Saved entries:
---

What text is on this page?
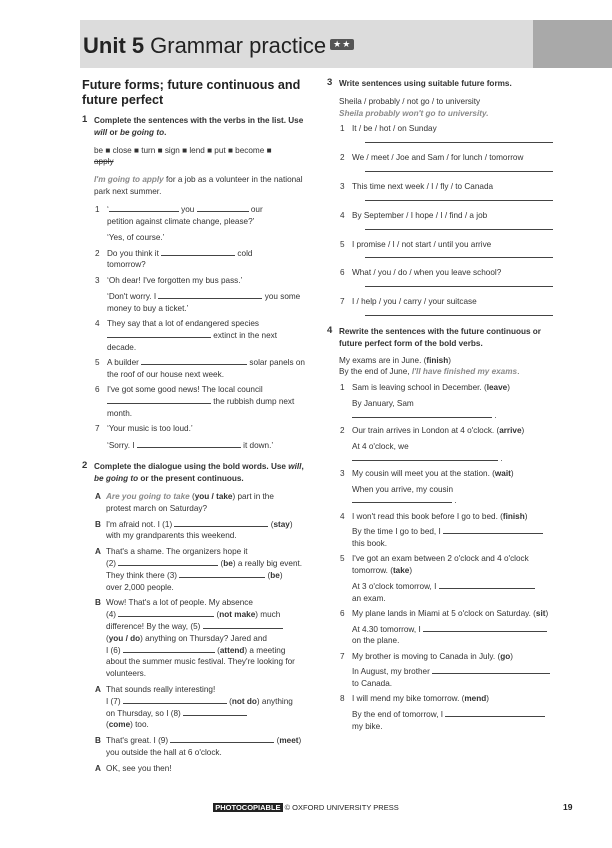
Unit 5 Grammar practice ★★
Future forms; future continuous and future perfect
1 Complete the sentences with the verbs in the list. Use will or be going to.
be ■ close ■ turn ■ sign ■ lend ■ put ■ become ■
apply
I'm going to apply for a job as a volunteer in the national park next summer.
1 ‘	you	our
petition against climate change, please?’
‘Yes, of course.’
2 Do you think it	cold
tomorrow?
3 ‘Oh dear! I've forgotten my bus pass.’
‘Don't worry. I	you some
money to buy a ticket.’
4 They say that a lot of endangered species
extinct in the next decade.
5 A builder	solar panels on
the roof of our house next week.
6 I've got some good news! The local council
the rubbish dump next
month.
7 ‘Your music is too loud.’
‘Sorry. I	it down.’
2 Complete the dialogue using the bold words. Use will, be going to or the present continuous.
A Are you going to take (you / take) part in the
protest march on Saturday?
B I'm afraid not. I (1)	(stay)
with my grandparents this weekend.
A That's a shame. The organizers hope it
(2)	(be) a really big event.
They think there (3)	(be)
over 2,000 people.
B Wow! That's a lot of people. My absence
(4)	(not make) much
difference! By the way, (5)
(you / do) anything on Thursday? Jared and
I (6)	(attend) a meeting
about the summer music festival. They're looking for
volunteers.
A That sounds really interesting!
I (7)	(not do) anything
on Thursday, so I (8)
(come) too.
B That's great. I (9)	(meet)
you outside the hall at 6 o'clock.
A OK, see you then!
3 Write sentences using suitable future forms.
Sheila / probably / not go / to university
Sheila probably won't go to university.
1 It / be / hot / on Sunday
2 We / meet / Joe and Sam / for lunch / tomorrow
3 This time next week / I / fly / to Canada
4 By September / I hope / I / find / a job
5 I promise / I / not start / until you arrive
6 What / you / do / when you leave school?
7 I / help / you / carry / your suitcase
4 Rewrite the sentences with the future continuous or future perfect form of the bold verbs.
My exams are in June. (finish)
By the end of June, I'll have finished my exams.
1 Sam is leaving school in December. (leave)
By January, Sam  .
2 Our train arrives in London at 4 o'clock. (arrive)
At 4 o'clock, we  .
3 My cousin will meet you at the station. (wait)
When you arrive, my cousin  .
4 I won't read this book before I go to bed. (finish)
By the time I go to bed, I
this book.
5 I've got an exam between 2 o'clock and 4 o'clock
tomorrow. (take)
At 3 o'clock tomorrow, I
an exam.
6 My plane lands in Miami at 5 o'clock on Saturday. (sit)
At 4.30 tomorrow, I
on the plane.
7 My brother is moving to Canada in July. (go)
In August, my brother
to Canada.
8 I will mend my bike tomorrow. (mend)
By the end of tomorrow, I
my bike.
PHOTOCOPIABLE © OXFORD UNIVERSITY PRESS	19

---

Problem to work on: Copy out every line holding the string "continuous".

Task solution:
Future forms; future continuous and future perfect
2 Complete the dialogue using the bold words. Use will, be going to or the present continuous.
4 Rewrite the sentences with the future continuous or future perfect form of the bold verbs.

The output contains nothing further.